▸ INSTRUCTIONS TO FOLLOW: Could you return, unaltered, the lines of the listing that run from the one containing "Patent image size: (905, 676)." through the one containing "The slide 250 is at (270, 490).", with both of those lines included?

(Items from a data source)
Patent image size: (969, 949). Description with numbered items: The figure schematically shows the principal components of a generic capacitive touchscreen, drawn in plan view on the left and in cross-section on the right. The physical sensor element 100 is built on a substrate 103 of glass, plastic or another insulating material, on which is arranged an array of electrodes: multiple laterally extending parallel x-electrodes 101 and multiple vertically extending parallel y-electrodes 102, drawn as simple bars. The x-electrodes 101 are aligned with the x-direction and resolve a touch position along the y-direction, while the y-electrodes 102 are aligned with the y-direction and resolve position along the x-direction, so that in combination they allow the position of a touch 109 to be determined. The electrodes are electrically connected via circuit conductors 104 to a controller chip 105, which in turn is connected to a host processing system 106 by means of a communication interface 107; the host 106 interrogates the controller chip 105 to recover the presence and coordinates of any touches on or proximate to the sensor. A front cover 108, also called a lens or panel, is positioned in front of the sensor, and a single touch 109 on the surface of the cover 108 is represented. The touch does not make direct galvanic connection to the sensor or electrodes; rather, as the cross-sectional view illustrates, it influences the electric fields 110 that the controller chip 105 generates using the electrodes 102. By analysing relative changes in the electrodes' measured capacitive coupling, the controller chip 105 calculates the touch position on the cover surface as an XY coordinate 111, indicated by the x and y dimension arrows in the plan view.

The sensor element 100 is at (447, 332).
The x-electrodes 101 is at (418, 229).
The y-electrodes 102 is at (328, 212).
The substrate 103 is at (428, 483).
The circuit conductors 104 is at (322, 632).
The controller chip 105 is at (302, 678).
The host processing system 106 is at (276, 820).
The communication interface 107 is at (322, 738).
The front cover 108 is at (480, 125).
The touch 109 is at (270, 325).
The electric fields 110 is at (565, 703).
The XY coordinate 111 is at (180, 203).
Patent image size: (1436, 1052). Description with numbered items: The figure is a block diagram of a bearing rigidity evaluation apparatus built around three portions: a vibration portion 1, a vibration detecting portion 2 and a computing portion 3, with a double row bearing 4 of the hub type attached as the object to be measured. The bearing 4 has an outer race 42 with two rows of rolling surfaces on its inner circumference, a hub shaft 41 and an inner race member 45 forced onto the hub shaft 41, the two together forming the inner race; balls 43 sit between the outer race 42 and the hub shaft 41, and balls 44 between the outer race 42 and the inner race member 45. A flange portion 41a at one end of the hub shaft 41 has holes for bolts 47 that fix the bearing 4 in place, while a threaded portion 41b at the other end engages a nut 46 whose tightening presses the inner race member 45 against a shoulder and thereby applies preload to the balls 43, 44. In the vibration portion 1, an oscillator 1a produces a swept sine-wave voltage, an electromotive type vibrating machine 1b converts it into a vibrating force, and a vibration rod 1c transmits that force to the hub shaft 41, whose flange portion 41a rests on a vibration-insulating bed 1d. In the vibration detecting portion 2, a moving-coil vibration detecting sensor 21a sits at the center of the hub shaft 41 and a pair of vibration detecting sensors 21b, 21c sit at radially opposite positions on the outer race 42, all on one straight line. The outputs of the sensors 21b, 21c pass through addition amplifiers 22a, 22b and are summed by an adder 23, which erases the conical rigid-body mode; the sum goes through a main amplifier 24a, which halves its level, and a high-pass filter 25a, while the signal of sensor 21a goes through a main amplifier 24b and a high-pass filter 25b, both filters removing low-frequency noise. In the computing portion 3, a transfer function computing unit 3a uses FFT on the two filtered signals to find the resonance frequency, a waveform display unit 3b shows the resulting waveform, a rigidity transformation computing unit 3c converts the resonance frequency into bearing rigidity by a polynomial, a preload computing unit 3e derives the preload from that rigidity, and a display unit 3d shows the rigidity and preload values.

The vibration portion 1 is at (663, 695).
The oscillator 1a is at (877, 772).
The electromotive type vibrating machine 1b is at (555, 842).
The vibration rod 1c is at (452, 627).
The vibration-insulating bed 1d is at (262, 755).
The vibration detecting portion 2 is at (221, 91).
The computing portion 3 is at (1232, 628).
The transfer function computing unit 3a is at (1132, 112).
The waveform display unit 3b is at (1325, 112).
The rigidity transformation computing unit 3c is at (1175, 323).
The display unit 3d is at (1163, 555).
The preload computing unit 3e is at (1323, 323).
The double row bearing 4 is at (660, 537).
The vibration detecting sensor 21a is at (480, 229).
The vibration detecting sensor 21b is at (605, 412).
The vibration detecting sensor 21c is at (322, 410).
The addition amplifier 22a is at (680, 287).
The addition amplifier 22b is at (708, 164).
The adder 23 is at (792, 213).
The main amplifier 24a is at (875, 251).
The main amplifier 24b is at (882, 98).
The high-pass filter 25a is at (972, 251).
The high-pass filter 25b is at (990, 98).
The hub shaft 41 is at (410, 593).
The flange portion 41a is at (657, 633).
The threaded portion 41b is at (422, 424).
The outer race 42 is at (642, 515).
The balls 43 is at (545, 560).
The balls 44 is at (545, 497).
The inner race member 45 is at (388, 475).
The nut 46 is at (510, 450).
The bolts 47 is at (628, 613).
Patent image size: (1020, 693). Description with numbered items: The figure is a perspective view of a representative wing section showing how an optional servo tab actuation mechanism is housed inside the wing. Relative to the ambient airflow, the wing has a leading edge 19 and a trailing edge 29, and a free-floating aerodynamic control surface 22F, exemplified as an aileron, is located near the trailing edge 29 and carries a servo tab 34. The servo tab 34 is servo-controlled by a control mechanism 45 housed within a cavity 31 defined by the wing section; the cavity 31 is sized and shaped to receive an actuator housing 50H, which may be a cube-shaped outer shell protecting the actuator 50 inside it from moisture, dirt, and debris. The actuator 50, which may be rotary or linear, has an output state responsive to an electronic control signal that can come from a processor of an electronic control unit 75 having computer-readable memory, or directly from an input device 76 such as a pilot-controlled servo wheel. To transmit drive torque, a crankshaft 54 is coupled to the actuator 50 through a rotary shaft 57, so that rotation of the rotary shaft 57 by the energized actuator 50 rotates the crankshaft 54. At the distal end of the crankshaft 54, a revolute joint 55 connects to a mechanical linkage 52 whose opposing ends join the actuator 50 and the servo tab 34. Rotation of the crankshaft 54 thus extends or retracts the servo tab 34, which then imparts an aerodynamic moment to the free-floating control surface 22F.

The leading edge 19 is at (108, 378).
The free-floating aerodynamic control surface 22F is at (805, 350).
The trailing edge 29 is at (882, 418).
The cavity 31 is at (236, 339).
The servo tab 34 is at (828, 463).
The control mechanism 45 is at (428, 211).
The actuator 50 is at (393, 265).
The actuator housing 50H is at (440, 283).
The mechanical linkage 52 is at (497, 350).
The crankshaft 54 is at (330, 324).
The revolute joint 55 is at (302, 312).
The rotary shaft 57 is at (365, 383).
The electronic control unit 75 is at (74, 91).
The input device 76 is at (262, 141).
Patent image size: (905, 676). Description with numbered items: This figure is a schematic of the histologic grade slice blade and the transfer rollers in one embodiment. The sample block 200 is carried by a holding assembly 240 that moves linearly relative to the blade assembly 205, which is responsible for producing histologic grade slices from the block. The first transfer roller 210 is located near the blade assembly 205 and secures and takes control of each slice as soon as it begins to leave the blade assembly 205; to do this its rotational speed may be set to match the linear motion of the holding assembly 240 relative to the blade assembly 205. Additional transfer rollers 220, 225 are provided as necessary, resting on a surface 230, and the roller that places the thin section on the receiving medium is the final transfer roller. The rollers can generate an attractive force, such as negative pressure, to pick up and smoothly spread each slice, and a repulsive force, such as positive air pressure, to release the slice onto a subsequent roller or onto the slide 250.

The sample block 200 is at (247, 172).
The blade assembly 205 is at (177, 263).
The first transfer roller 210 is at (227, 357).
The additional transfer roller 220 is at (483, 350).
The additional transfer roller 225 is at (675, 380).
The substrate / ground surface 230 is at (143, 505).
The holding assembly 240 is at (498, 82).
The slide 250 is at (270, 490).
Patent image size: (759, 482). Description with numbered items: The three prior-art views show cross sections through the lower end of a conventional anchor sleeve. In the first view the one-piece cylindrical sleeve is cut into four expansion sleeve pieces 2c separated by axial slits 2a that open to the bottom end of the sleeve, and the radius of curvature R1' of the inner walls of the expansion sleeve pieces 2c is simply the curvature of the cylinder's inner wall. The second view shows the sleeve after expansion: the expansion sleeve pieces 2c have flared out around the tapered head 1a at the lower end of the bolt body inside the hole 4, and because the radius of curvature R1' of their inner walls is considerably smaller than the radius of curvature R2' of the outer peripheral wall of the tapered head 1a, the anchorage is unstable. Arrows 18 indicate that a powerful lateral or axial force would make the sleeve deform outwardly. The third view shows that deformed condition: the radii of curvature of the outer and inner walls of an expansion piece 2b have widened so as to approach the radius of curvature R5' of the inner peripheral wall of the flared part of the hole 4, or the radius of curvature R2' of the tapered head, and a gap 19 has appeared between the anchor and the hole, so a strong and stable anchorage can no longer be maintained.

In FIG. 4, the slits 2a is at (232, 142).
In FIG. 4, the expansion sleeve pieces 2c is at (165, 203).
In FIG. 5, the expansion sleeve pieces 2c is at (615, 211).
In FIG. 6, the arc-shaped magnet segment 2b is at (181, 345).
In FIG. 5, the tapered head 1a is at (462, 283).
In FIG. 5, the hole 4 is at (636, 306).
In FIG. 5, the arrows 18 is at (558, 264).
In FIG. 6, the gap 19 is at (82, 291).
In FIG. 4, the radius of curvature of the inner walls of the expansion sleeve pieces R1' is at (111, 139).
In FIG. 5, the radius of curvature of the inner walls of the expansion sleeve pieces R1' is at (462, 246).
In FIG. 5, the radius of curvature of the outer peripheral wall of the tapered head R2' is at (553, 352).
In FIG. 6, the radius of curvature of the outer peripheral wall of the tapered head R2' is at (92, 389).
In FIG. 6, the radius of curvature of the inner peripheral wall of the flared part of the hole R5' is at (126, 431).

▸ CORRECT ANSWER:
Patent image size: (905, 676). Description with numbered items: This figure is a schematic of the histologic grade slice blade and the transfer rollers in one embodiment. The sample block 200 is carried by a holding assembly 240 that moves linearly relative to the blade assembly 205, which is responsible for producing histologic grade slices from the block. The first transfer roller 210 is located near the blade assembly 205 and secures and takes control of each slice as soon as it begins to leave the blade assembly 205; to do this its rotational speed may be set to match the linear motion of the holding assembly 240 relative to the blade assembly 205. Additional transfer rollers 220, 225 are provided as necessary, resting on a surface 230, and the roller that places the thin section on the receiving medium is the final transfer roller. The rollers can generate an attractive force, such as negative pressure, to pick up and smoothly spread each slice, and a repulsive force, such as positive air pressure, to release the slice onto a subsequent roller or onto the slide 250.

The sample block 200 is at (247, 172).
The blade assembly 205 is at (177, 263).
The first transfer roller 210 is at (227, 357).
The additional transfer roller 220 is at (483, 350).
The additional transfer roller 225 is at (675, 380).
The substrate / ground surface 230 is at (143, 505).
The holding assembly 240 is at (498, 82).
The slide 250 is at (270, 490).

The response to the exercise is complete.